Write the entries out again exactly as they stand, but without the pictures.

· · · · ·

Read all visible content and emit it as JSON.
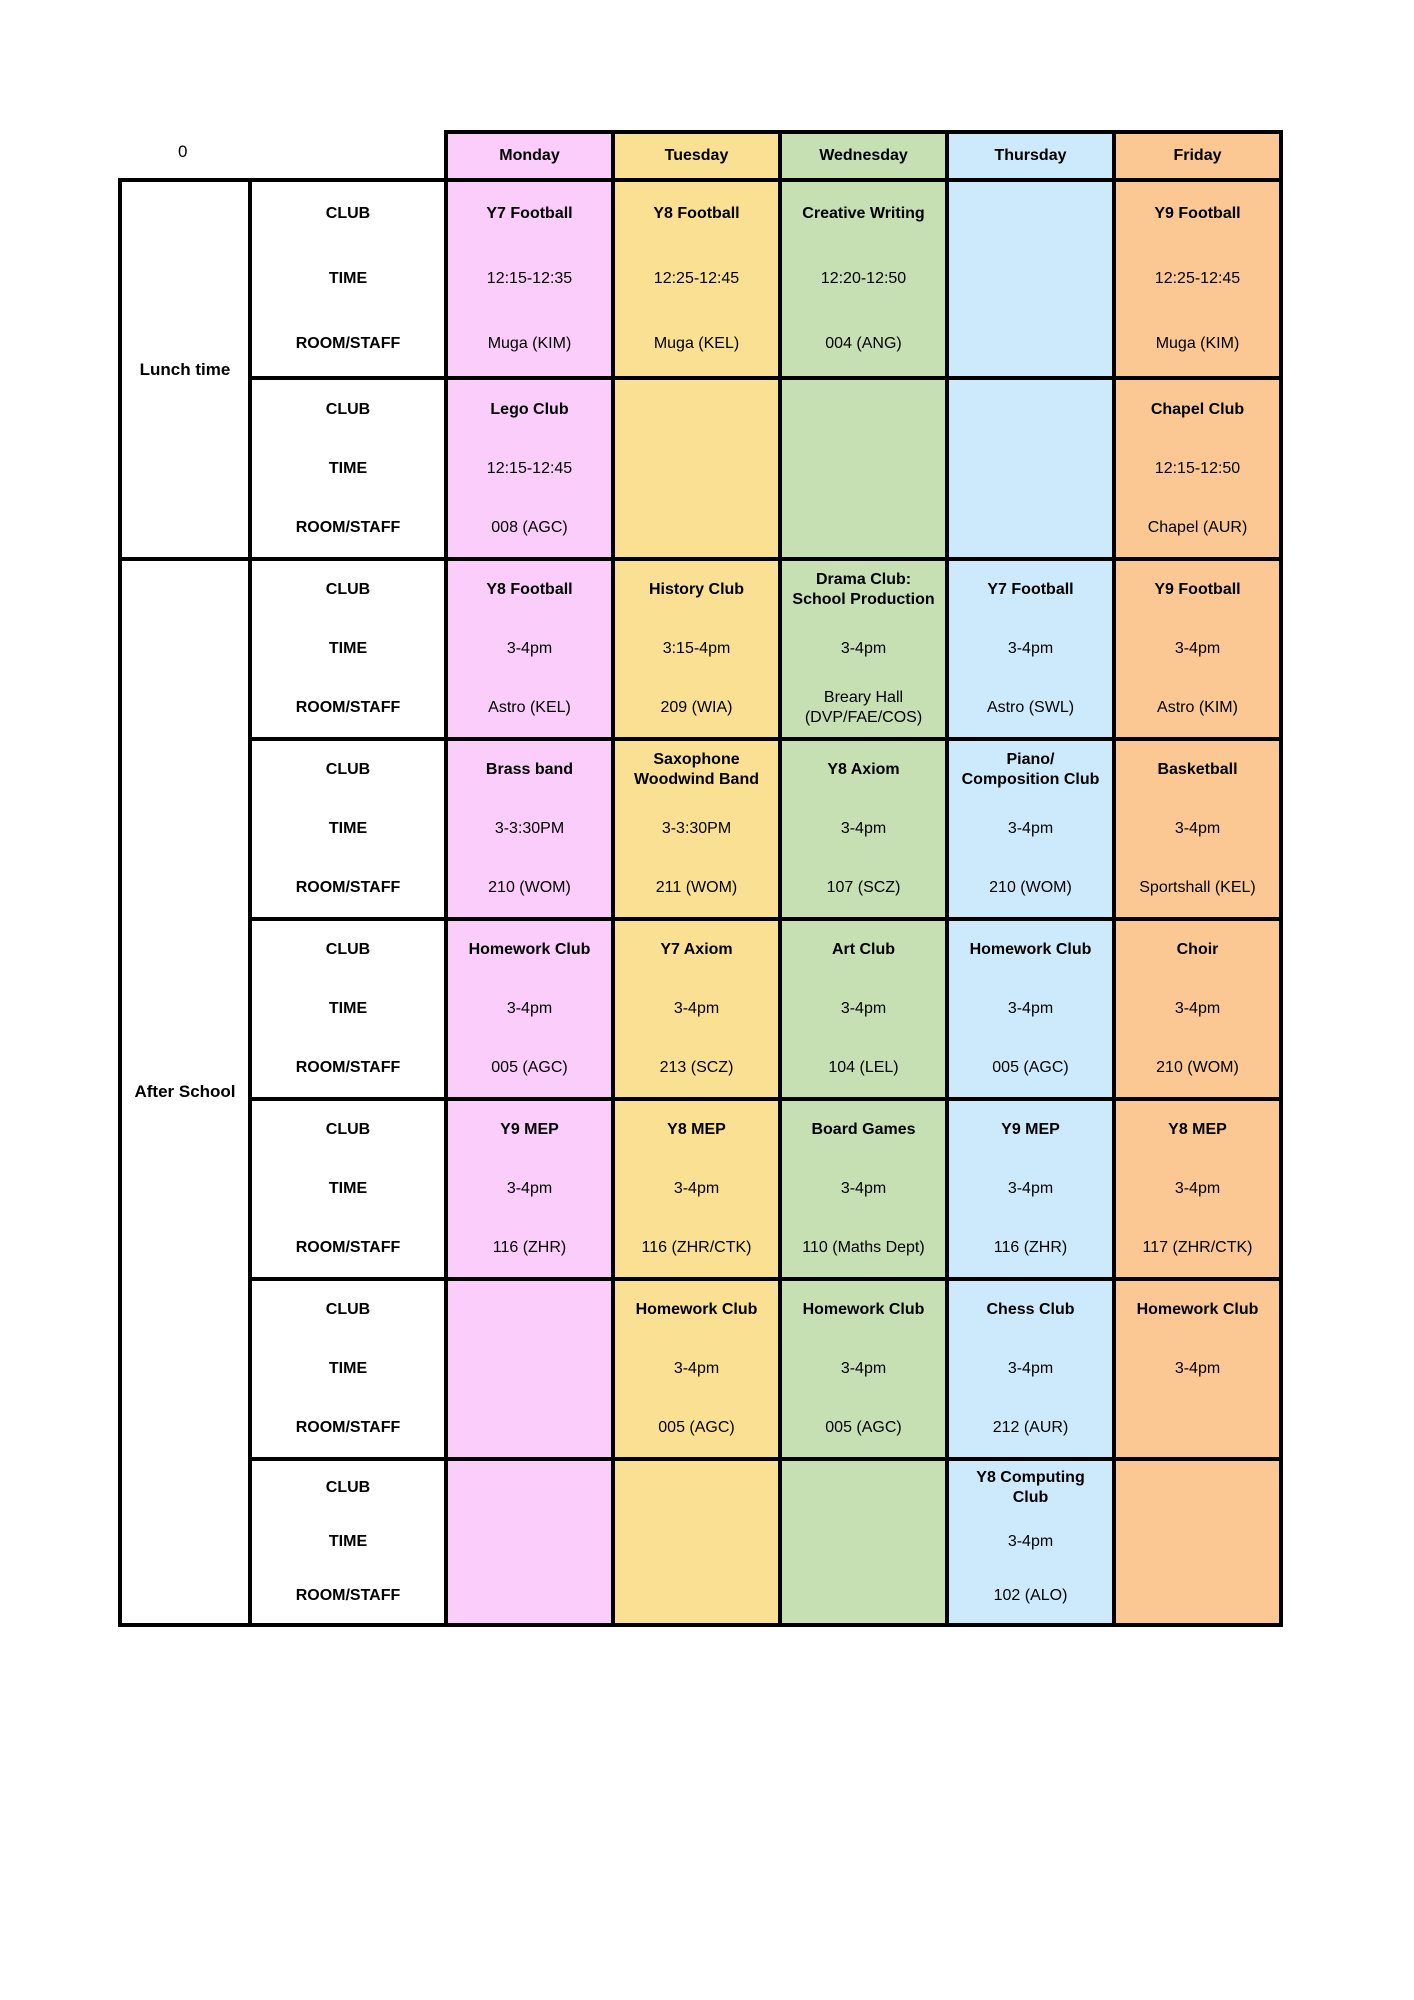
{
  "corner_label": "0",
  "colors": {
    "monday": "#FACDFA",
    "tuesday": "#FAE092",
    "wednesday": "#C6E0B4",
    "thursday": "#CDEAFC",
    "friday": "#FBC894",
    "grid_border": "#000000",
    "page_background": "#FFFFFF"
  },
  "days": [
    {
      "label": "Monday"
    },
    {
      "label": "Tuesday"
    },
    {
      "label": "Wednesday"
    },
    {
      "label": "Thursday"
    },
    {
      "label": "Friday"
    }
  ],
  "row_labels": {
    "club": "CLUB",
    "time": "TIME",
    "room": "ROOM/STAFF"
  },
  "sections": [
    {
      "label": "Lunch time",
      "blocks": [
        {
          "cells": [
            {
              "club": "Y7 Football",
              "time": "12:15-12:35",
              "room": "Muga (KIM)"
            },
            {
              "club": "Y8 Football",
              "time": "12:25-12:45",
              "room": "Muga (KEL)"
            },
            {
              "club": "Creative Writing",
              "time": "12:20-12:50",
              "room": "004 (ANG)"
            },
            {
              "club": "",
              "time": "",
              "room": ""
            },
            {
              "club": "Y9 Football",
              "time": "12:25-12:45",
              "room": "Muga (KIM)"
            }
          ]
        },
        {
          "cells": [
            {
              "club": "Lego Club",
              "time": "12:15-12:45",
              "room": "008 (AGC)"
            },
            {
              "club": "",
              "time": "",
              "room": ""
            },
            {
              "club": "",
              "time": "",
              "room": ""
            },
            {
              "club": "",
              "time": "",
              "room": ""
            },
            {
              "club": "Chapel Club",
              "time": "12:15-12:50",
              "room": "Chapel (AUR)"
            }
          ]
        }
      ]
    },
    {
      "label": "After School",
      "blocks": [
        {
          "cells": [
            {
              "club": "Y8 Football",
              "time": "3-4pm",
              "room": "Astro (KEL)"
            },
            {
              "club": "History Club",
              "time": "3:15-4pm",
              "room": "209 (WIA)"
            },
            {
              "club": "Drama Club:\nSchool Production",
              "time": "3-4pm",
              "room": "Breary Hall\n(DVP/FAE/COS)"
            },
            {
              "club": "Y7 Football",
              "time": "3-4pm",
              "room": "Astro (SWL)"
            },
            {
              "club": "Y9 Football",
              "time": "3-4pm",
              "room": "Astro (KIM)"
            }
          ]
        },
        {
          "cells": [
            {
              "club": "Brass band",
              "time": "3-3:30PM",
              "room": "210 (WOM)"
            },
            {
              "club": "Saxophone\nWoodwind Band",
              "time": "3-3:30PM",
              "room": "211 (WOM)"
            },
            {
              "club": "Y8 Axiom",
              "time": "3-4pm",
              "room": "107 (SCZ)"
            },
            {
              "club": "Piano/\nComposition Club",
              "time": "3-4pm",
              "room": "210 (WOM)"
            },
            {
              "club": "Basketball",
              "time": "3-4pm",
              "room": "Sportshall (KEL)"
            }
          ]
        },
        {
          "cells": [
            {
              "club": "Homework Club",
              "time": "3-4pm",
              "room": "005 (AGC)"
            },
            {
              "club": "Y7 Axiom",
              "time": "3-4pm",
              "room": "213 (SCZ)"
            },
            {
              "club": "Art Club",
              "time": "3-4pm",
              "room": "104 (LEL)"
            },
            {
              "club": "Homework Club",
              "time": "3-4pm",
              "room": "005 (AGC)"
            },
            {
              "club": "Choir",
              "time": "3-4pm",
              "room": "210 (WOM)"
            }
          ]
        },
        {
          "cells": [
            {
              "club": "Y9 MEP",
              "time": "3-4pm",
              "room": "116 (ZHR)"
            },
            {
              "club": "Y8 MEP",
              "time": "3-4pm",
              "room": "116 (ZHR/CTK)"
            },
            {
              "club": "Board Games",
              "time": "3-4pm",
              "room": "110 (Maths Dept)"
            },
            {
              "club": "Y9 MEP",
              "time": "3-4pm",
              "room": "116 (ZHR)"
            },
            {
              "club": "Y8 MEP",
              "time": "3-4pm",
              "room": "117 (ZHR/CTK)"
            }
          ]
        },
        {
          "cells": [
            {
              "club": "",
              "time": "",
              "room": ""
            },
            {
              "club": "Homework Club",
              "time": "3-4pm",
              "room": "005 (AGC)"
            },
            {
              "club": "Homework Club",
              "time": "3-4pm",
              "room": "005 (AGC)"
            },
            {
              "club": "Chess Club",
              "time": "3-4pm",
              "room": "212 (AUR)"
            },
            {
              "club": "Homework Club",
              "time": "3-4pm",
              "room": ""
            }
          ]
        },
        {
          "cells": [
            {
              "club": "",
              "time": "",
              "room": ""
            },
            {
              "club": "",
              "time": "",
              "room": ""
            },
            {
              "club": "",
              "time": "",
              "room": ""
            },
            {
              "club": "Y8 Computing\nClub",
              "time": "3-4pm",
              "room": "102 (ALO)"
            },
            {
              "club": "",
              "time": "",
              "room": ""
            }
          ]
        }
      ]
    }
  ]
}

· · · · ·

Task answer -
Read all visible content and emit it as JSON.
{
  "corner_label": "0",
  "colors": {
    "monday": "#FACDFA",
    "tuesday": "#FAE092",
    "wednesday": "#C6E0B4",
    "thursday": "#CDEAFC",
    "friday": "#FBC894",
    "grid_border": "#000000",
    "page_background": "#FFFFFF"
  },
  "days": [
    {
      "label": "Monday"
    },
    {
      "label": "Tuesday"
    },
    {
      "label": "Wednesday"
    },
    {
      "label": "Thursday"
    },
    {
      "label": "Friday"
    }
  ],
  "row_labels": {
    "club": "CLUB",
    "time": "TIME",
    "room": "ROOM/STAFF"
  },
  "sections": [
    {
      "label": "Lunch time",
      "blocks": [
        {
          "cells": [
            {
              "club": "Y7 Football",
              "time": "12:15-12:35",
              "room": "Muga (KIM)"
            },
            {
              "club": "Y8 Football",
              "time": "12:25-12:45",
              "room": "Muga (KEL)"
            },
            {
              "club": "Creative Writing",
              "time": "12:20-12:50",
              "room": "004 (ANG)"
            },
            {
              "club": "",
              "time": "",
              "room": ""
            },
            {
              "club": "Y9 Football",
              "time": "12:25-12:45",
              "room": "Muga (KIM)"
            }
          ]
        },
        {
          "cells": [
            {
              "club": "Lego Club",
              "time": "12:15-12:45",
              "room": "008 (AGC)"
            },
            {
              "club": "",
              "time": "",
              "room": ""
            },
            {
              "club": "",
              "time": "",
              "room": ""
            },
            {
              "club": "",
              "time": "",
              "room": ""
            },
            {
              "club": "Chapel Club",
              "time": "12:15-12:50",
              "room": "Chapel (AUR)"
            }
          ]
        }
      ]
    },
    {
      "label": "After School",
      "blocks": [
        {
          "cells": [
            {
              "club": "Y8 Football",
              "time": "3-4pm",
              "room": "Astro (KEL)"
            },
            {
              "club": "History Club",
              "time": "3:15-4pm",
              "room": "209 (WIA)"
            },
            {
              "club": "Drama Club:\nSchool Production",
              "time": "3-4pm",
              "room": "Breary Hall\n(DVP/FAE/COS)"
            },
            {
              "club": "Y7 Football",
              "time": "3-4pm",
              "room": "Astro (SWL)"
            },
            {
              "club": "Y9 Football",
              "time": "3-4pm",
              "room": "Astro (KIM)"
            }
          ]
        },
        {
          "cells": [
            {
              "club": "Brass band",
              "time": "3-3:30PM",
              "room": "210 (WOM)"
            },
            {
              "club": "Saxophone\nWoodwind Band",
              "time": "3-3:30PM",
              "room": "211 (WOM)"
            },
            {
              "club": "Y8 Axiom",
              "time": "3-4pm",
              "room": "107 (SCZ)"
            },
            {
              "club": "Piano/\nComposition Club",
              "time": "3-4pm",
              "room": "210 (WOM)"
            },
            {
              "club": "Basketball",
              "time": "3-4pm",
              "room": "Sportshall (KEL)"
            }
          ]
        },
        {
          "cells": [
            {
              "club": "Homework Club",
              "time": "3-4pm",
              "room": "005 (AGC)"
            },
            {
              "club": "Y7 Axiom",
              "time": "3-4pm",
              "room": "213 (SCZ)"
            },
            {
              "club": "Art Club",
              "time": "3-4pm",
              "room": "104 (LEL)"
            },
            {
              "club": "Homework Club",
              "time": "3-4pm",
              "room": "005 (AGC)"
            },
            {
              "club": "Choir",
              "time": "3-4pm",
              "room": "210 (WOM)"
            }
          ]
        },
        {
          "cells": [
            {
              "club": "Y9 MEP",
              "time": "3-4pm",
              "room": "116 (ZHR)"
            },
            {
              "club": "Y8 MEP",
              "time": "3-4pm",
              "room": "116 (ZHR/CTK)"
            },
            {
              "club": "Board Games",
              "time": "3-4pm",
              "room": "110 (Maths Dept)"
            },
            {
              "club": "Y9 MEP",
              "time": "3-4pm",
              "room": "116 (ZHR)"
            },
            {
              "club": "Y8 MEP",
              "time": "3-4pm",
              "room": "117 (ZHR/CTK)"
            }
          ]
        },
        {
          "cells": [
            {
              "club": "",
              "time": "",
              "room": ""
            },
            {
              "club": "Homework Club",
              "time": "3-4pm",
              "room": "005 (AGC)"
            },
            {
              "club": "Homework Club",
              "time": "3-4pm",
              "room": "005 (AGC)"
            },
            {
              "club": "Chess Club",
              "time": "3-4pm",
              "room": "212 (AUR)"
            },
            {
              "club": "Homework Club",
              "time": "3-4pm",
              "room": ""
            }
          ]
        },
        {
          "cells": [
            {
              "club": "",
              "time": "",
              "room": ""
            },
            {
              "club": "",
              "time": "",
              "room": ""
            },
            {
              "club": "",
              "time": "",
              "room": ""
            },
            {
              "club": "Y8 Computing\nClub",
              "time": "3-4pm",
              "room": "102 (ALO)"
            },
            {
              "club": "",
              "time": "",
              "room": ""
            }
          ]
        }
      ]
    }
  ]
}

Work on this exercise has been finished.